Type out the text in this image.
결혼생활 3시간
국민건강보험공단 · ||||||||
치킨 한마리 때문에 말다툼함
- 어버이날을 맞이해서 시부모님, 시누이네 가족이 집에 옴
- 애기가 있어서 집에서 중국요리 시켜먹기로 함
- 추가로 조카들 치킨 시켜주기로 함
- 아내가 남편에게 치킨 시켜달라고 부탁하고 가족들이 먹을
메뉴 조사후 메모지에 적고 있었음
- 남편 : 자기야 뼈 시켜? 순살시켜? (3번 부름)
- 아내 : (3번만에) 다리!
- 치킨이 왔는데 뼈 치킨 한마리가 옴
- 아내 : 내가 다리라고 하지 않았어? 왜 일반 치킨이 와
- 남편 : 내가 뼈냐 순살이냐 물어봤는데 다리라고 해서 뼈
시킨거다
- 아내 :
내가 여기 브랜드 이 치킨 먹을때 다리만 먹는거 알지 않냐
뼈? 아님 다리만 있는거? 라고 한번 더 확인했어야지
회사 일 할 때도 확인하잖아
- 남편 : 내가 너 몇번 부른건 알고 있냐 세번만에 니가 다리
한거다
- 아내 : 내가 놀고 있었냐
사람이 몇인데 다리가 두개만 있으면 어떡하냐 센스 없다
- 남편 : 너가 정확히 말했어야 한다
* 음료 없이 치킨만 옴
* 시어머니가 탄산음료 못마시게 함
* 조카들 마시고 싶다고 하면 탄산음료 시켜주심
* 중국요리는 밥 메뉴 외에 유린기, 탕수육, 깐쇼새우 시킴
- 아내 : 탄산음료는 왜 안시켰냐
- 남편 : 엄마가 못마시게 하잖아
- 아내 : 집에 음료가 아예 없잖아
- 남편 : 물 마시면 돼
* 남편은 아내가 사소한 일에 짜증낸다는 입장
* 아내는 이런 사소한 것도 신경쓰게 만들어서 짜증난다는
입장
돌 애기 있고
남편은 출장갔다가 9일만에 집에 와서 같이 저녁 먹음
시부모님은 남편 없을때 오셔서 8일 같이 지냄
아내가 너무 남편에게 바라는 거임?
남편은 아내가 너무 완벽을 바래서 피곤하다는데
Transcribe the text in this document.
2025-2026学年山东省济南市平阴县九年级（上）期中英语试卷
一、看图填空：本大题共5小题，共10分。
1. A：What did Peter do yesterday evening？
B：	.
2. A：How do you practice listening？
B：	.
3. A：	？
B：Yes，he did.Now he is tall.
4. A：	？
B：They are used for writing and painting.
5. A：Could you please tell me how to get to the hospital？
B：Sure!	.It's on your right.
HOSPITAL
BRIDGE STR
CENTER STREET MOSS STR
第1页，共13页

-----

• Problem to solve: Only the lines from the one that contains "Transcribe the text in this document." through the last line should be repeated, each exactly as it stands, with both ends included.

• Solution for this exercise:
Transcribe the text in this document.
2025-2026学年山东省济南市平阴县九年级（上）期中英语试卷
一、看图填空：本大题共5小题，共10分。
1. A：What did Peter do yesterday evening？
B：	.
2. A：How do you practice listening？
B：	.
3. A：	？
B：Yes，he did.Now he is tall.
4. A：	？
B：They are used for writing and painting.
5. A：Could you please tell me how to get to the hospital？
B：Sure!	.It's on your right.
HOSPITAL
BRIDGE STR
CENTER STREET MOSS STR
第1页，共13页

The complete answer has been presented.